Show all lines holding "Extract".

--- Supplied information ---

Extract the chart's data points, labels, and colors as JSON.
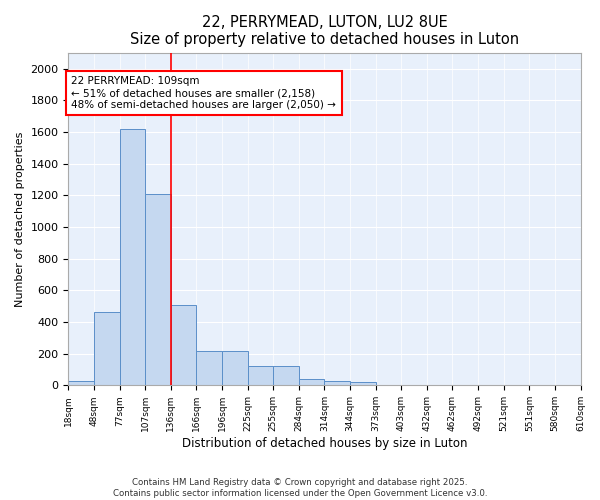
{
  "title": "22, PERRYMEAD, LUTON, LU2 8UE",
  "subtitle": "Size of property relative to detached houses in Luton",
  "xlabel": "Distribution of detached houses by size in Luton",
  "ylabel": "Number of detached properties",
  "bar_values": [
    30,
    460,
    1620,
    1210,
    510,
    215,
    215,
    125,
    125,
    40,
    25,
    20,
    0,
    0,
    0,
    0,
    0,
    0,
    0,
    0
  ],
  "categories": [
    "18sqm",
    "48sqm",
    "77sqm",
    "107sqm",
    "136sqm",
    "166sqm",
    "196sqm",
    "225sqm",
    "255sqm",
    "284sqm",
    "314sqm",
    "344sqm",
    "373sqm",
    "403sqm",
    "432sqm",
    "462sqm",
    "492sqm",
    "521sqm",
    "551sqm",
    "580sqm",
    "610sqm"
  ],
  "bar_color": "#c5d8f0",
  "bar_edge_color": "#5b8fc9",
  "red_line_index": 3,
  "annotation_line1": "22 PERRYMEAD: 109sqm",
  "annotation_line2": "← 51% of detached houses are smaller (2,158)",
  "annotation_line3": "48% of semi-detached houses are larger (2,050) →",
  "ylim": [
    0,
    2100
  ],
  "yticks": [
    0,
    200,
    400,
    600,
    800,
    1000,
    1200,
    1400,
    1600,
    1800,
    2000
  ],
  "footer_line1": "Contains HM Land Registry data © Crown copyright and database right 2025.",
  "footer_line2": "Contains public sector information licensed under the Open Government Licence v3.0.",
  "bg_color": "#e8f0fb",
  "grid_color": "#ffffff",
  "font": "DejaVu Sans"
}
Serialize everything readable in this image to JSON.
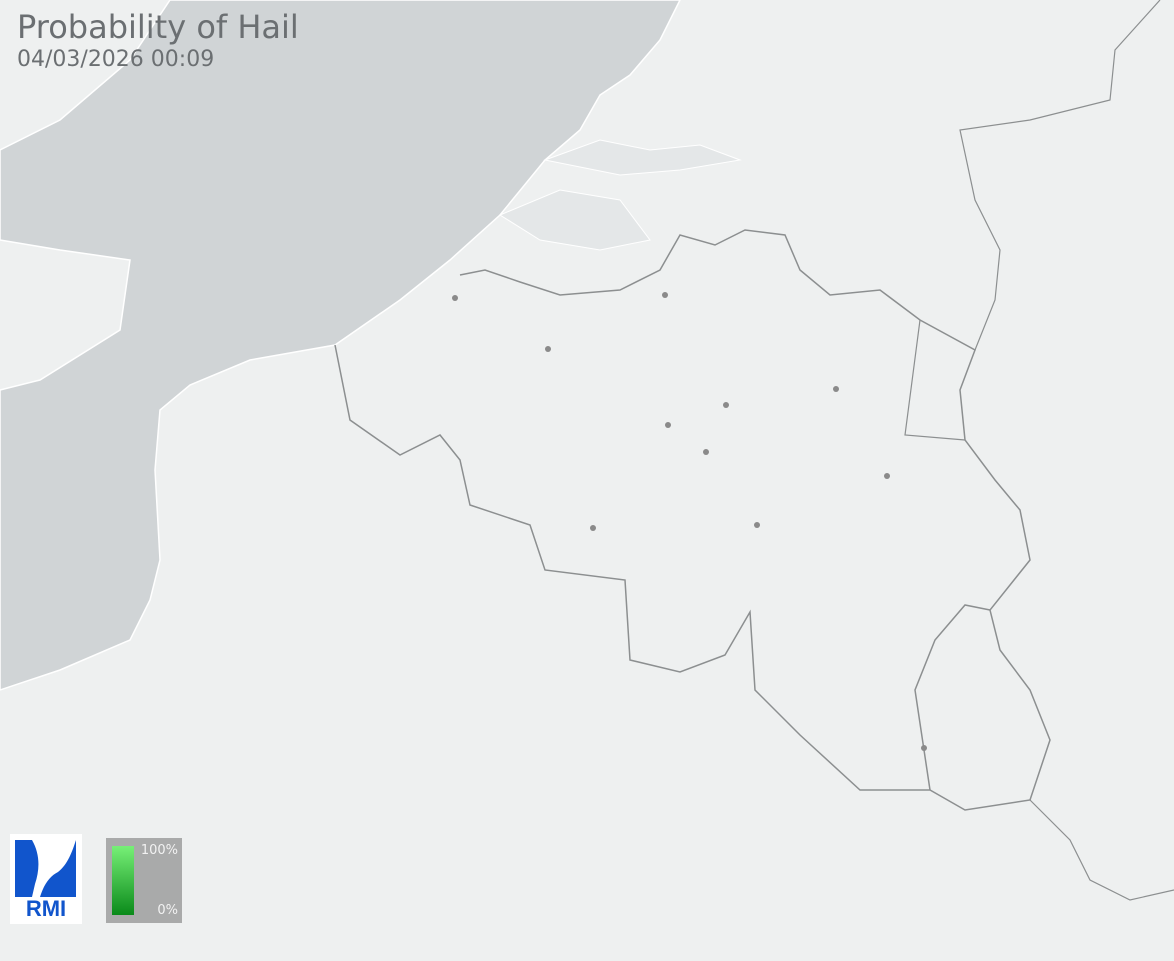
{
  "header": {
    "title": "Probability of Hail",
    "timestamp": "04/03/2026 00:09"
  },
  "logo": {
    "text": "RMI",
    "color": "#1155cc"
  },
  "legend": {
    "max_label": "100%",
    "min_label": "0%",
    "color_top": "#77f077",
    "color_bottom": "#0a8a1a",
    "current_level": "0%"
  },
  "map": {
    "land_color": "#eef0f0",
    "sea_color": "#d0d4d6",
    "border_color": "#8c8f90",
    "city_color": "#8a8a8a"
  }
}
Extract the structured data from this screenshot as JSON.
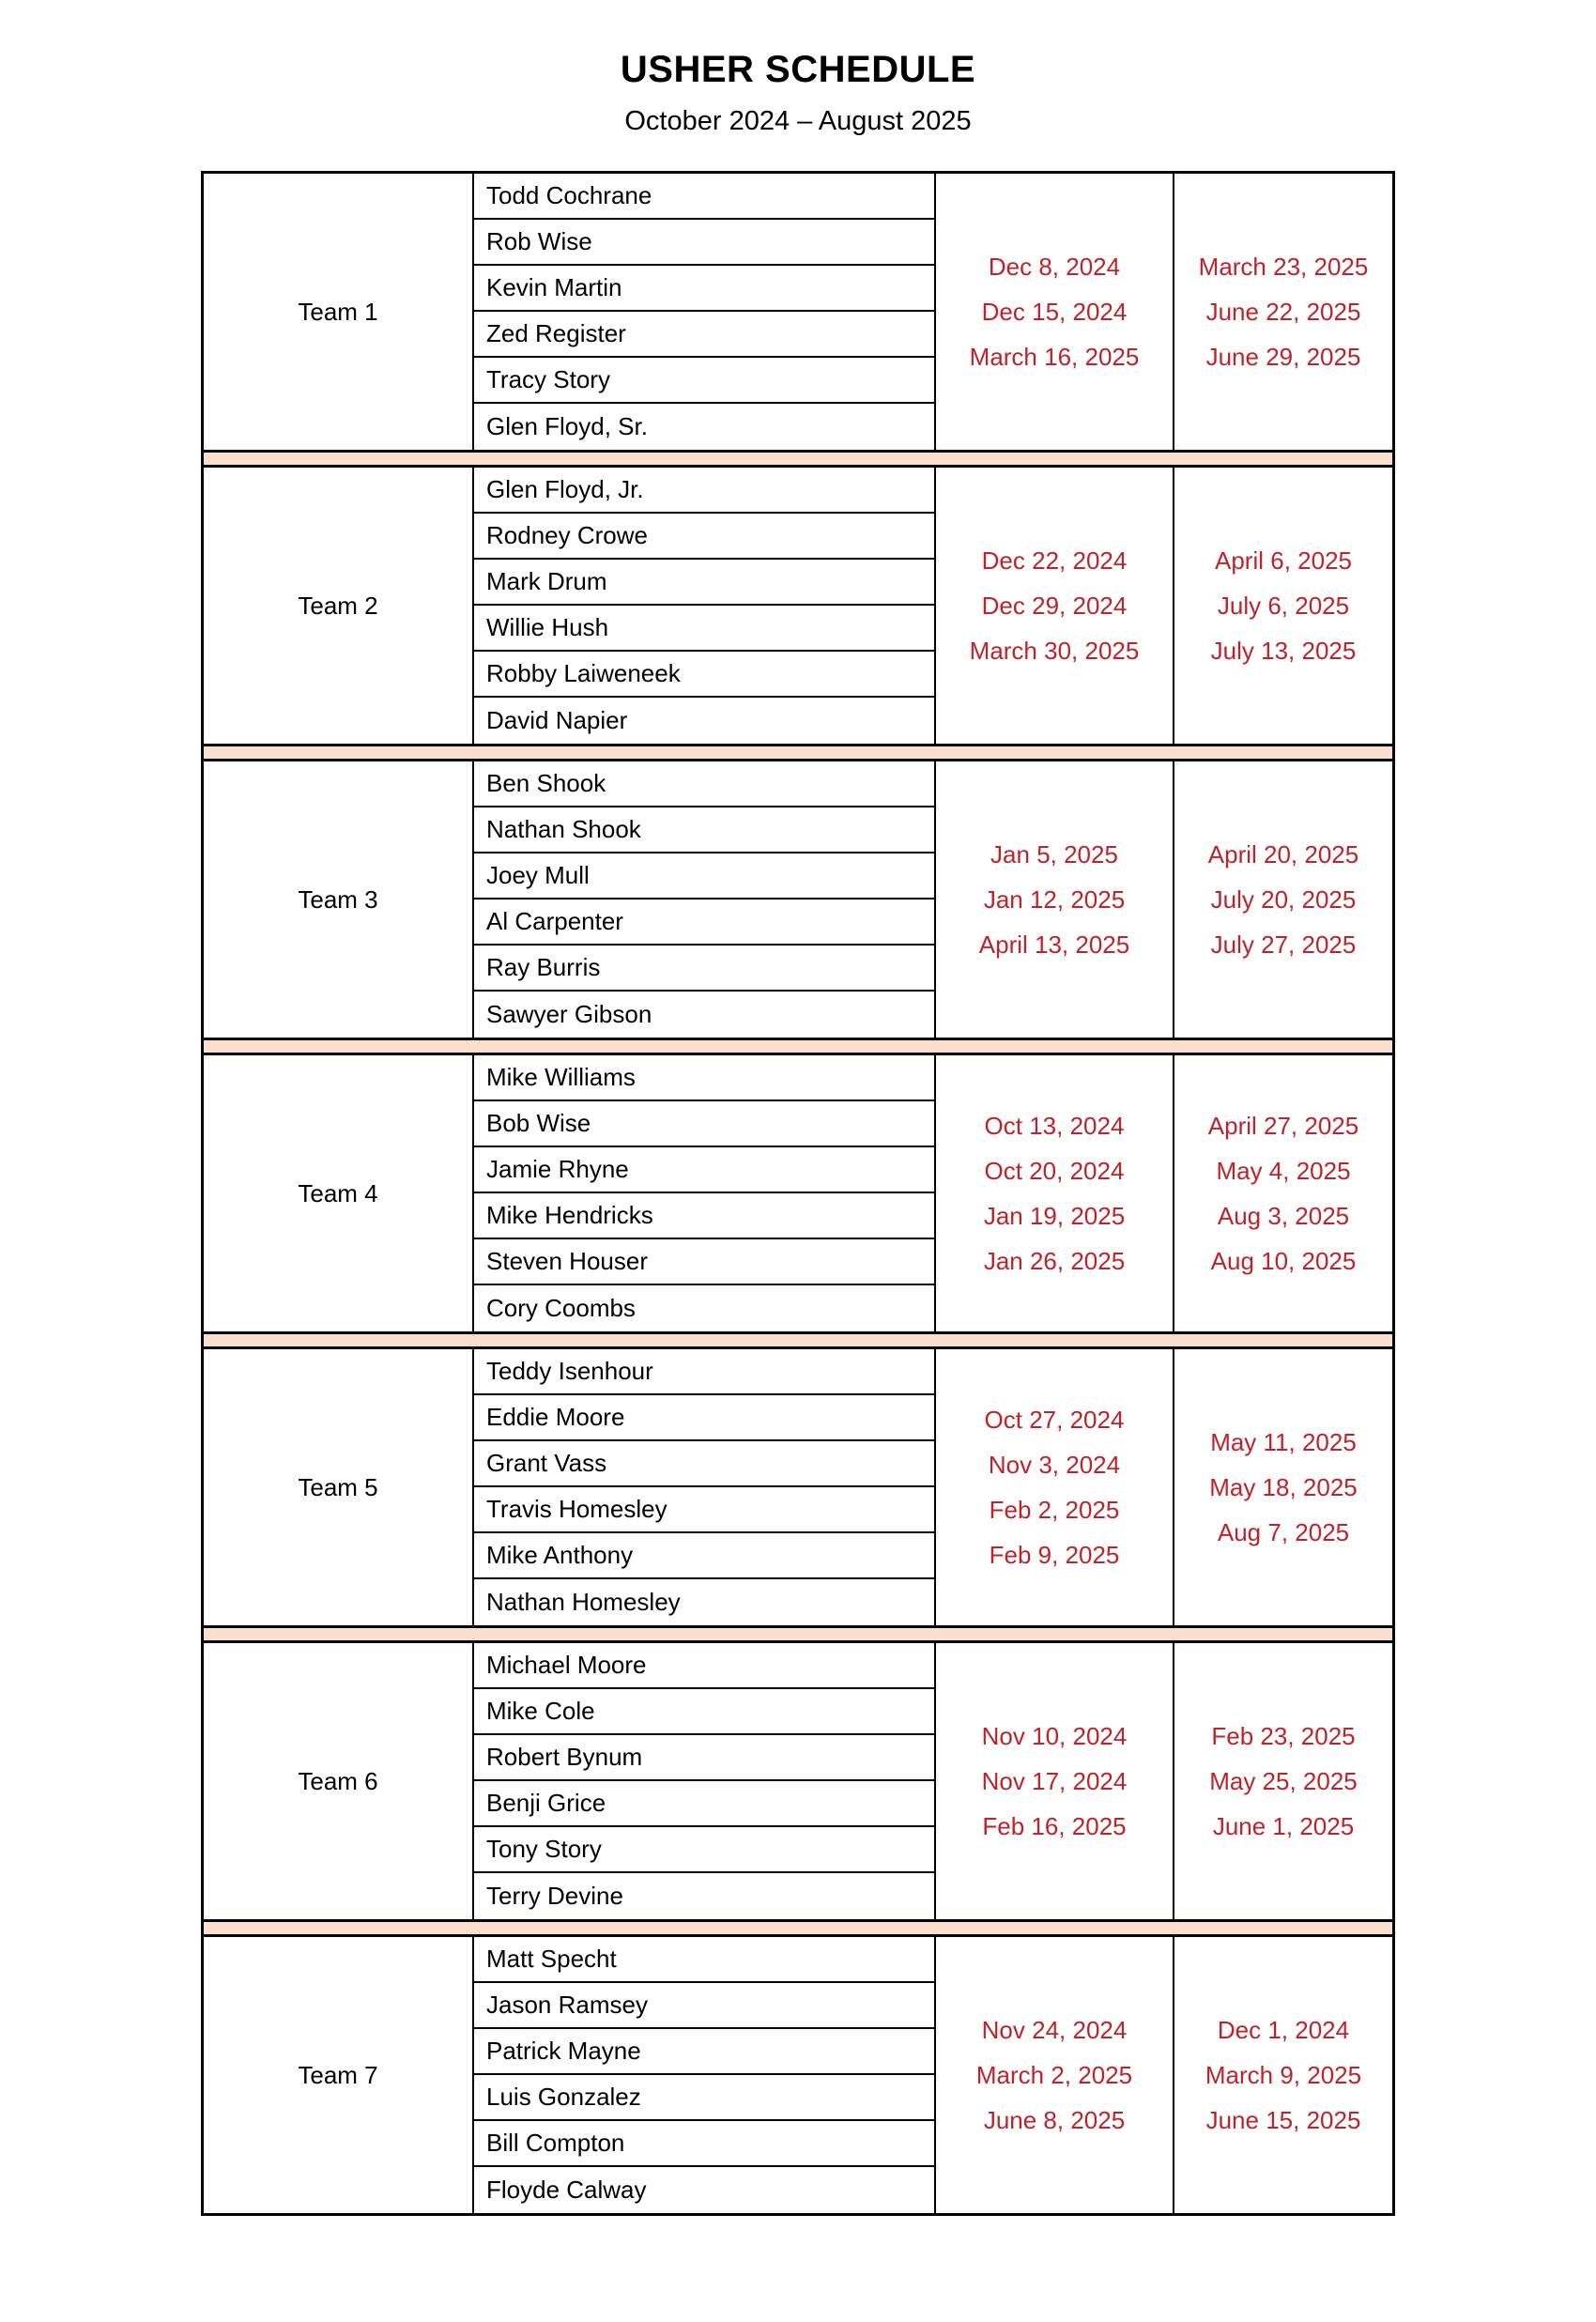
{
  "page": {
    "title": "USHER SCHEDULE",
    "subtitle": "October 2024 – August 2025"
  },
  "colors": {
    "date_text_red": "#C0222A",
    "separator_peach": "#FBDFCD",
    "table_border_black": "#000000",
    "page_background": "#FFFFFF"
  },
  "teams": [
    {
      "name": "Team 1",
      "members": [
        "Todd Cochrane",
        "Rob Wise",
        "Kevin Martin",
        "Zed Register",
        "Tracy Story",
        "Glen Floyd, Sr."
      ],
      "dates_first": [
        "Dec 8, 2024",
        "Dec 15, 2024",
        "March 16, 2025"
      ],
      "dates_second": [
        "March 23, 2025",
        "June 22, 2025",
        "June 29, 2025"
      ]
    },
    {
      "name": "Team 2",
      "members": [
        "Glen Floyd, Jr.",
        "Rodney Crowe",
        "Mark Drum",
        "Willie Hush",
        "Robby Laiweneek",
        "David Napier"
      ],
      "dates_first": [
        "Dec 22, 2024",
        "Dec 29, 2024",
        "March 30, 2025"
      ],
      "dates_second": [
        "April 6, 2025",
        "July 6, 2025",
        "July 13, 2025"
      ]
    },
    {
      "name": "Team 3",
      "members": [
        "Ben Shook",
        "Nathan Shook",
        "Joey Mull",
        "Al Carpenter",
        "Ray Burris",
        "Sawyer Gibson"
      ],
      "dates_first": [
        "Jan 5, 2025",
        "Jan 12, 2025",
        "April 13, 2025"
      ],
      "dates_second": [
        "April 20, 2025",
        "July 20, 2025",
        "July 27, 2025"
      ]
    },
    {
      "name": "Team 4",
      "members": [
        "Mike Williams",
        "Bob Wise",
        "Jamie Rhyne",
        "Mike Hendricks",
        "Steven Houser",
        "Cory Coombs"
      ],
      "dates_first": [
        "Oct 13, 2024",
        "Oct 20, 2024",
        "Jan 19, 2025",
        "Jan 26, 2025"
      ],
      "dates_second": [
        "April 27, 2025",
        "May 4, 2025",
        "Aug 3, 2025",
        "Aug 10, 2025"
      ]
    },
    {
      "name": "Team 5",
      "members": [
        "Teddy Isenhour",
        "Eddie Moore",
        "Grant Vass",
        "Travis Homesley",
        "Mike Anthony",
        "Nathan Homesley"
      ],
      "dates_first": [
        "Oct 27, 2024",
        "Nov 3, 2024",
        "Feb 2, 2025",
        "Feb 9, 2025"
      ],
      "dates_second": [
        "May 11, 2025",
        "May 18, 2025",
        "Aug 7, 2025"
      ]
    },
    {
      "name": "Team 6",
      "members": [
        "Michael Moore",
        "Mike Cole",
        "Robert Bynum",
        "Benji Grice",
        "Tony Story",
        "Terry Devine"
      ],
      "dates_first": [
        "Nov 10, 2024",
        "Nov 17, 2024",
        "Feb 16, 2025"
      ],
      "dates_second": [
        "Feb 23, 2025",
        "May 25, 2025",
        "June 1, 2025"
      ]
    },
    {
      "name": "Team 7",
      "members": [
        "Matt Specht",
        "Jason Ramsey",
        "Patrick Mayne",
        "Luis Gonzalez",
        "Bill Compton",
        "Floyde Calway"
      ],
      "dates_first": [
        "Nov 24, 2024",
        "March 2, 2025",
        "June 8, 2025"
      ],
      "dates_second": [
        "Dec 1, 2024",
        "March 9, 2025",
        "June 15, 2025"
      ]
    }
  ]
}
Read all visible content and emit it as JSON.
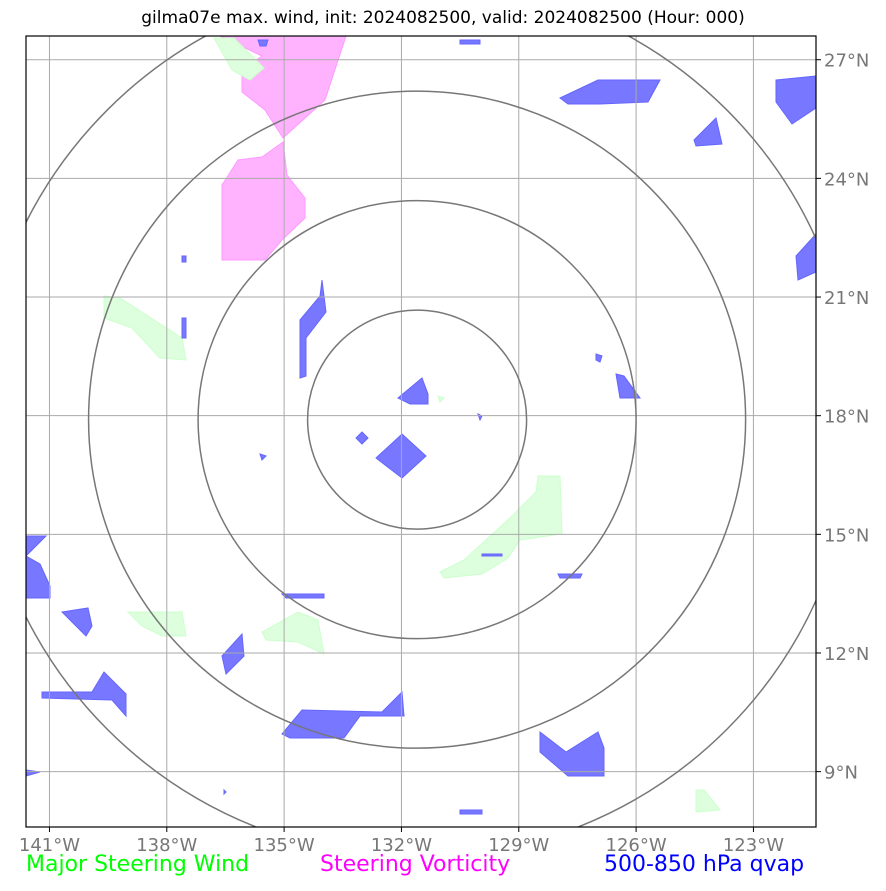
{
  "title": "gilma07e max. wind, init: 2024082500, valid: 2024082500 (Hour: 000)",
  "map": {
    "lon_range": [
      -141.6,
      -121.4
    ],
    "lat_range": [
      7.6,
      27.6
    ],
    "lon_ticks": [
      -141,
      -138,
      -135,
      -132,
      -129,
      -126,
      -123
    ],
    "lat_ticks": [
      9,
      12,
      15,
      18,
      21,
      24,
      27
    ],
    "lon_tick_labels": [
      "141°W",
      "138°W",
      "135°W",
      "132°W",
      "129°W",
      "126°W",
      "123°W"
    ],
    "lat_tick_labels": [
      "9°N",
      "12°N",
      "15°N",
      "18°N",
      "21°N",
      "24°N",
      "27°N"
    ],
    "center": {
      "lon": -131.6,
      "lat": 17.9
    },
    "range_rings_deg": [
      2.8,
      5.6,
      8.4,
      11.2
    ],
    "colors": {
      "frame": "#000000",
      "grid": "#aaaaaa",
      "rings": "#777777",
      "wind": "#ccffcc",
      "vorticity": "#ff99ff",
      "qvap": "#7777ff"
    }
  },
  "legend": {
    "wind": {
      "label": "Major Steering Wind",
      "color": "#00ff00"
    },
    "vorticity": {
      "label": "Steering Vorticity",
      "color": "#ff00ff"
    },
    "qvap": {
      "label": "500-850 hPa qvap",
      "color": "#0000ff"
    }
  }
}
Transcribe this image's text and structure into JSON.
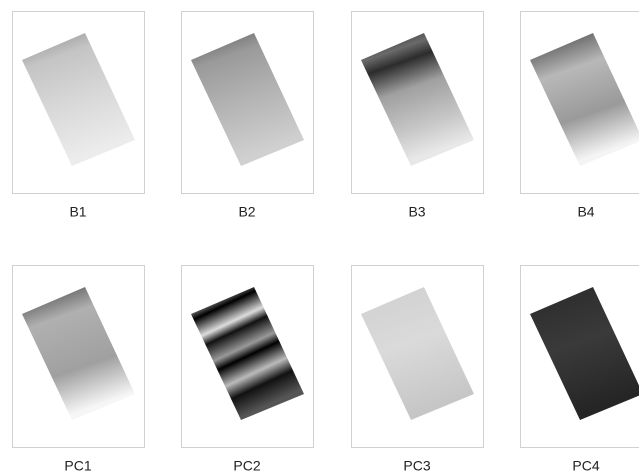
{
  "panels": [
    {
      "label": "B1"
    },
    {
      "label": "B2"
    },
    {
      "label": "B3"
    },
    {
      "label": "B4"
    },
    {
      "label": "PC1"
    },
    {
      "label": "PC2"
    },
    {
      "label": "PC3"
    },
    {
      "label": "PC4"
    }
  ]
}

---

__Response to the exercise__:
Extract the chart's data points, labels, and colors as JSON.
Extract the structured data from this screenshot as JSON.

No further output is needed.